* _WORK INSTRUCTIONS_
Every entry must be repeated exactly. Exclude all pictures.
** START **
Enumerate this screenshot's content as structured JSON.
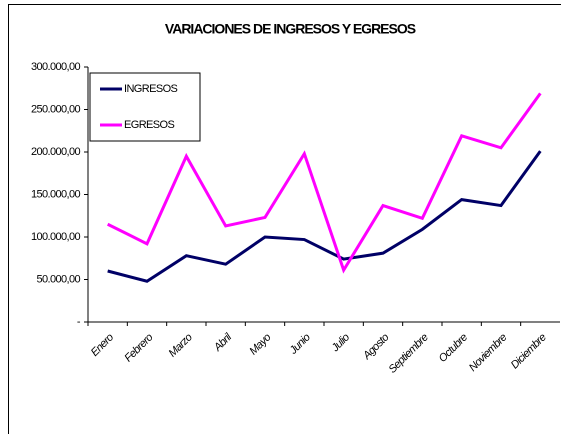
{
  "chart_data": {
    "type": "line",
    "title": "VARIACIONES DE INGRESOS Y EGRESOS",
    "categories": [
      "Enero",
      "Febrero",
      "Marzo",
      "Abril",
      "Mayo",
      "Junio",
      "Julio",
      "Agosto",
      "Septiembre",
      "Octubre",
      "Noviembre",
      "Diciembre"
    ],
    "series": [
      {
        "name": "INGRESOS",
        "color": "#000066",
        "values": [
          60000,
          48000,
          78000,
          68000,
          100000,
          97000,
          74000,
          81000,
          109000,
          144000,
          137000,
          201000
        ]
      },
      {
        "name": "EGRESOS",
        "color": "#ff00ff",
        "values": [
          115000,
          92000,
          195000,
          113000,
          123000,
          198000,
          61000,
          137000,
          122000,
          219000,
          205000,
          269000
        ]
      }
    ],
    "ylim": [
      0,
      300000
    ],
    "yticks": [
      {
        "value": 0,
        "label": "-"
      },
      {
        "value": 50000,
        "label": "50.000,00"
      },
      {
        "value": 100000,
        "label": "100.000,00"
      },
      {
        "value": 150000,
        "label": "150.000,00"
      },
      {
        "value": 200000,
        "label": "200.000,00"
      },
      {
        "value": 250000,
        "label": "250.000,00"
      },
      {
        "value": 300000,
        "label": "300.000,00"
      }
    ],
    "grid": false,
    "legend": "upper-left"
  }
}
** END **
* _EXERCISE OUTPUT_
Enumerate this screenshot's content as structured JSON.
{
  "chart_data": {
    "type": "line",
    "title": "VARIACIONES DE INGRESOS Y EGRESOS",
    "categories": [
      "Enero",
      "Febrero",
      "Marzo",
      "Abril",
      "Mayo",
      "Junio",
      "Julio",
      "Agosto",
      "Septiembre",
      "Octubre",
      "Noviembre",
      "Diciembre"
    ],
    "series": [
      {
        "name": "INGRESOS",
        "color": "#000066",
        "values": [
          60000,
          48000,
          78000,
          68000,
          100000,
          97000,
          74000,
          81000,
          109000,
          144000,
          137000,
          201000
        ]
      },
      {
        "name": "EGRESOS",
        "color": "#ff00ff",
        "values": [
          115000,
          92000,
          195000,
          113000,
          123000,
          198000,
          61000,
          137000,
          122000,
          219000,
          205000,
          269000
        ]
      }
    ],
    "ylim": [
      0,
      300000
    ],
    "yticks": [
      {
        "value": 0,
        "label": "-"
      },
      {
        "value": 50000,
        "label": "50.000,00"
      },
      {
        "value": 100000,
        "label": "100.000,00"
      },
      {
        "value": 150000,
        "label": "150.000,00"
      },
      {
        "value": 200000,
        "label": "200.000,00"
      },
      {
        "value": 250000,
        "label": "250.000,00"
      },
      {
        "value": 300000,
        "label": "300.000,00"
      }
    ],
    "grid": false,
    "legend": "upper-left"
  }
}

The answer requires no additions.